Data records:
┌────────

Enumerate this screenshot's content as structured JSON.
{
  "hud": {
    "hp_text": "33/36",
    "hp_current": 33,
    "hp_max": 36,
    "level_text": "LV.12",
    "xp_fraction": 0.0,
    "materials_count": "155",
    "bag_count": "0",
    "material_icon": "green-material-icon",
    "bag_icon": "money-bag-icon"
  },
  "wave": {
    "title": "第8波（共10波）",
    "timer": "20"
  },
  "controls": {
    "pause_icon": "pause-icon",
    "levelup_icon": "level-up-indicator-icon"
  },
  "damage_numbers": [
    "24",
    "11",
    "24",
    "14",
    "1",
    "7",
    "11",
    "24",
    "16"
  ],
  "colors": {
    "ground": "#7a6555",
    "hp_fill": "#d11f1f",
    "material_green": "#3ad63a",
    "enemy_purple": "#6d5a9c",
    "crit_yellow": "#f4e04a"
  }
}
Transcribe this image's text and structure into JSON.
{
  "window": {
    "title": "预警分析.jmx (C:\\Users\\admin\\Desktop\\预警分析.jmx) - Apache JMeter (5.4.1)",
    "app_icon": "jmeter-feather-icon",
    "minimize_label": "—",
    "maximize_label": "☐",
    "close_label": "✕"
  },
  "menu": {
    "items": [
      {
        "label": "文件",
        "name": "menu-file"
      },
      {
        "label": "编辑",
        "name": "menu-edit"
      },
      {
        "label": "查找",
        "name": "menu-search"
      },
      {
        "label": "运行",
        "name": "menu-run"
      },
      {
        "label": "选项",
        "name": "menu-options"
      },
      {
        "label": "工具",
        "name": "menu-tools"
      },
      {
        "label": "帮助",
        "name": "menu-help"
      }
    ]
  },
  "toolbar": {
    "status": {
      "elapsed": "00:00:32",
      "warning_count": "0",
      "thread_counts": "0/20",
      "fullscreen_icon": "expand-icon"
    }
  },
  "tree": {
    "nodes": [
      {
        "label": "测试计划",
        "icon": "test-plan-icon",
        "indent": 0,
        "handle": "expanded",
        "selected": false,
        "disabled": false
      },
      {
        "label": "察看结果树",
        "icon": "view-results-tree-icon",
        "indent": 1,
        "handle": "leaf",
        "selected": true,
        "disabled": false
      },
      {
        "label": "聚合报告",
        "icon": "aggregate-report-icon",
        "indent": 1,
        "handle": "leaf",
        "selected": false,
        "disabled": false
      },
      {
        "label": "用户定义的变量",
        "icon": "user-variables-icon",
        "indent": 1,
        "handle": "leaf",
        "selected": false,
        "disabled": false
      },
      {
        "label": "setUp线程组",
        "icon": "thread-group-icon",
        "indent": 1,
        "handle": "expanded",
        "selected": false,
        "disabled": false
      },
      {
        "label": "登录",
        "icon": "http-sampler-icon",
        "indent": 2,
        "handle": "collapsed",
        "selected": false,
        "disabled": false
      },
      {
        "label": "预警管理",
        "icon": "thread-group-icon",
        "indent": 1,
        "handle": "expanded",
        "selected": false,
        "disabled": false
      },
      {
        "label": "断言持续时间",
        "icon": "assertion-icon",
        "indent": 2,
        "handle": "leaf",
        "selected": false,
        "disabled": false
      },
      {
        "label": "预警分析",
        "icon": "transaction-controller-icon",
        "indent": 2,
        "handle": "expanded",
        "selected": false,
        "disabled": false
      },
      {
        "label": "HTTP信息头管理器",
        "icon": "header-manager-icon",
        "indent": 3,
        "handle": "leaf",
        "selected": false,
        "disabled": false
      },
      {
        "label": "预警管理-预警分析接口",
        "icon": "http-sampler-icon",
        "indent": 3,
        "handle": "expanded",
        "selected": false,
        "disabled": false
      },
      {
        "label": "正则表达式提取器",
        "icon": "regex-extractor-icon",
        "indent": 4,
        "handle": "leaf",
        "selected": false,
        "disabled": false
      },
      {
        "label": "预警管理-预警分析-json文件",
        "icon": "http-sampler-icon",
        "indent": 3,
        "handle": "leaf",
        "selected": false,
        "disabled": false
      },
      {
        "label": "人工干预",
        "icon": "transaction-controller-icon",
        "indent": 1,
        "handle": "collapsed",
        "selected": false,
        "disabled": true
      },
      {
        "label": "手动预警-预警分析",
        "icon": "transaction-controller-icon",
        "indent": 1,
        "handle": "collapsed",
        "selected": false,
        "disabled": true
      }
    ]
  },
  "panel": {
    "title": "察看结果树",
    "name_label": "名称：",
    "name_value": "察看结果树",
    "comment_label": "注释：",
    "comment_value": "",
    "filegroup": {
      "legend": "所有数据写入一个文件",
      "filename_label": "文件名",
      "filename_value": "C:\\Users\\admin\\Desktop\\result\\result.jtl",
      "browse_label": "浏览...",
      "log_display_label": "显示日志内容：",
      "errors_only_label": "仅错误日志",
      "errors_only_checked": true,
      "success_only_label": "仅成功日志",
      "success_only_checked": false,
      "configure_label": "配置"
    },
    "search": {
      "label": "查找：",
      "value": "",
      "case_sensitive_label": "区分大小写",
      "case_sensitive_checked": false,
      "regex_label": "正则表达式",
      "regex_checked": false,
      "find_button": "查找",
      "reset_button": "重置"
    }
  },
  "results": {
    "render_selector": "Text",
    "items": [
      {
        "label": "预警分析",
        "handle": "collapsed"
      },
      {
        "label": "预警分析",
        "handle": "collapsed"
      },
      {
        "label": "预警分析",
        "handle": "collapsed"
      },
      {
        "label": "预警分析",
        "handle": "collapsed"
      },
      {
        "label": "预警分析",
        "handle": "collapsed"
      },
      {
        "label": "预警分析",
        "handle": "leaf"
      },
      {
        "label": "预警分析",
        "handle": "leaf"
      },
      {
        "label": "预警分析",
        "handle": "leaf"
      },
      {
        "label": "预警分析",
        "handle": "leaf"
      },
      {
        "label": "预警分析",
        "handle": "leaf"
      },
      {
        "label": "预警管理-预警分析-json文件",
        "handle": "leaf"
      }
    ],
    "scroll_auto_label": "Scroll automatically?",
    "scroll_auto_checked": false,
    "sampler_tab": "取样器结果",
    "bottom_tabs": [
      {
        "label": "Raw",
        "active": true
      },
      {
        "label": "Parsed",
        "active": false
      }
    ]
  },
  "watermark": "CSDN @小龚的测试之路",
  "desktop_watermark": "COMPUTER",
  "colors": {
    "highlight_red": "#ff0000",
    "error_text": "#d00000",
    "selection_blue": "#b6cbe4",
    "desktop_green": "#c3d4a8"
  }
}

└────────

• Instructions to follow
Exactly reproduce all of the entries.

• Solution to this task
Enumerate this screenshot's content as structured JSON.
{
  "hud": {
    "hp_text": "33/36",
    "hp_current": 33,
    "hp_max": 36,
    "level_text": "LV.12",
    "xp_fraction": 0.0,
    "materials_count": "155",
    "bag_count": "0",
    "material_icon": "green-material-icon",
    "bag_icon": "money-bag-icon"
  },
  "wave": {
    "title": "第8波（共10波）",
    "timer": "20"
  },
  "controls": {
    "pause_icon": "pause-icon",
    "levelup_icon": "level-up-indicator-icon"
  },
  "damage_numbers": [
    "24",
    "11",
    "24",
    "14",
    "1",
    "7",
    "11",
    "24",
    "16"
  ],
  "colors": {
    "ground": "#7a6555",
    "hp_fill": "#d11f1f",
    "material_green": "#3ad63a",
    "enemy_purple": "#6d5a9c",
    "crit_yellow": "#f4e04a"
  }
}
Transcribe this image's text and structure into JSON.
{
  "window": {
    "title": "预警分析.jmx (C:\\Users\\admin\\Desktop\\预警分析.jmx) - Apache JMeter (5.4.1)",
    "app_icon": "jmeter-feather-icon",
    "minimize_label": "—",
    "maximize_label": "☐",
    "close_label": "✕"
  },
  "menu": {
    "items": [
      {
        "label": "文件",
        "name": "menu-file"
      },
      {
        "label": "编辑",
        "name": "menu-edit"
      },
      {
        "label": "查找",
        "name": "menu-search"
      },
      {
        "label": "运行",
        "name": "menu-run"
      },
      {
        "label": "选项",
        "name": "menu-options"
      },
      {
        "label": "工具",
        "name": "menu-tools"
      },
      {
        "label": "帮助",
        "name": "menu-help"
      }
    ]
  },
  "toolbar": {
    "status": {
      "elapsed": "00:00:32",
      "warning_count": "0",
      "thread_counts": "0/20",
      "fullscreen_icon": "expand-icon"
    }
  },
  "tree": {
    "nodes": [
      {
        "label": "测试计划",
        "icon": "test-plan-icon",
        "indent": 0,
        "handle": "expanded",
        "selected": false,
        "disabled": false
      },
      {
        "label": "察看结果树",
        "icon": "view-results-tree-icon",
        "indent": 1,
        "handle": "leaf",
        "selected": true,
        "disabled": false
      },
      {
        "label": "聚合报告",
        "icon": "aggregate-report-icon",
        "indent": 1,
        "handle": "leaf",
        "selected": false,
        "disabled": false
      },
      {
        "label": "用户定义的变量",
        "icon": "user-variables-icon",
        "indent": 1,
        "handle": "leaf",
        "selected": false,
        "disabled": false
      },
      {
        "label": "setUp线程组",
        "icon": "thread-group-icon",
        "indent": 1,
        "handle": "expanded",
        "selected": false,
        "disabled": false
      },
      {
        "label": "登录",
        "icon": "http-sampler-icon",
        "indent": 2,
        "handle": "collapsed",
        "selected": false,
        "disabled": false
      },
      {
        "label": "预警管理",
        "icon": "thread-group-icon",
        "indent": 1,
        "handle": "expanded",
        "selected": false,
        "disabled": false
      },
      {
        "label": "断言持续时间",
        "icon": "assertion-icon",
        "indent": 2,
        "handle": "leaf",
        "selected": false,
        "disabled": false
      },
      {
        "label": "预警分析",
        "icon": "transaction-controller-icon",
        "indent": 2,
        "handle": "expanded",
        "selected": false,
        "disabled": false
      },
      {
        "label": "HTTP信息头管理器",
        "icon": "header-manager-icon",
        "indent": 3,
        "handle": "leaf",
        "selected": false,
        "disabled": false
      },
      {
        "label": "预警管理-预警分析接口",
        "icon": "http-sampler-icon",
        "indent": 3,
        "handle": "expanded",
        "selected": false,
        "disabled": false
      },
      {
        "label": "正则表达式提取器",
        "icon": "regex-extractor-icon",
        "indent": 4,
        "handle": "leaf",
        "selected": false,
        "disabled": false
      },
      {
        "label": "预警管理-预警分析-json文件",
        "icon": "http-sampler-icon",
        "indent": 3,
        "handle": "leaf",
        "selected": false,
        "disabled": false
      },
      {
        "label": "人工干预",
        "icon": "transaction-controller-icon",
        "indent": 1,
        "handle": "collapsed",
        "selected": false,
        "disabled": true
      },
      {
        "label": "手动预警-预警分析",
        "icon": "transaction-controller-icon",
        "indent": 1,
        "handle": "collapsed",
        "selected": false,
        "disabled": true
      }
    ]
  },
  "panel": {
    "title": "察看结果树",
    "name_label": "名称：",
    "name_value": "察看结果树",
    "comment_label": "注释：",
    "comment_value": "",
    "filegroup": {
      "legend": "所有数据写入一个文件",
      "filename_label": "文件名",
      "filename_value": "C:\\Users\\admin\\Desktop\\result\\result.jtl",
      "browse_label": "浏览...",
      "log_display_label": "显示日志内容：",
      "errors_only_label": "仅错误日志",
      "errors_only_checked": true,
      "success_only_label": "仅成功日志",
      "success_only_checked": false,
      "configure_label": "配置"
    },
    "search": {
      "label": "查找：",
      "value": "",
      "case_sensitive_label": "区分大小写",
      "case_sensitive_checked": false,
      "regex_label": "正则表达式",
      "regex_checked": false,
      "find_button": "查找",
      "reset_button": "重置"
    }
  },
  "results": {
    "render_selector": "Text",
    "items": [
      {
        "label": "预警分析",
        "handle": "collapsed"
      },
      {
        "label": "预警分析",
        "handle": "collapsed"
      },
      {
        "label": "预警分析",
        "handle": "collapsed"
      },
      {
        "label": "预警分析",
        "handle": "collapsed"
      },
      {
        "label": "预警分析",
        "handle": "collapsed"
      },
      {
        "label": "预警分析",
        "handle": "leaf"
      },
      {
        "label": "预警分析",
        "handle": "leaf"
      },
      {
        "label": "预警分析",
        "handle": "leaf"
      },
      {
        "label": "预警分析",
        "handle": "leaf"
      },
      {
        "label": "预警分析",
        "handle": "leaf"
      },
      {
        "label": "预警管理-预警分析-json文件",
        "handle": "leaf"
      }
    ],
    "scroll_auto_label": "Scroll automatically?",
    "scroll_auto_checked": false,
    "sampler_tab": "取样器结果",
    "bottom_tabs": [
      {
        "label": "Raw",
        "active": true
      },
      {
        "label": "Parsed",
        "active": false
      }
    ]
  },
  "watermark": "CSDN @小龚的测试之路",
  "desktop_watermark": "COMPUTER",
  "colors": {
    "highlight_red": "#ff0000",
    "error_text": "#d00000",
    "selection_blue": "#b6cbe4",
    "desktop_green": "#c3d4a8"
  }
}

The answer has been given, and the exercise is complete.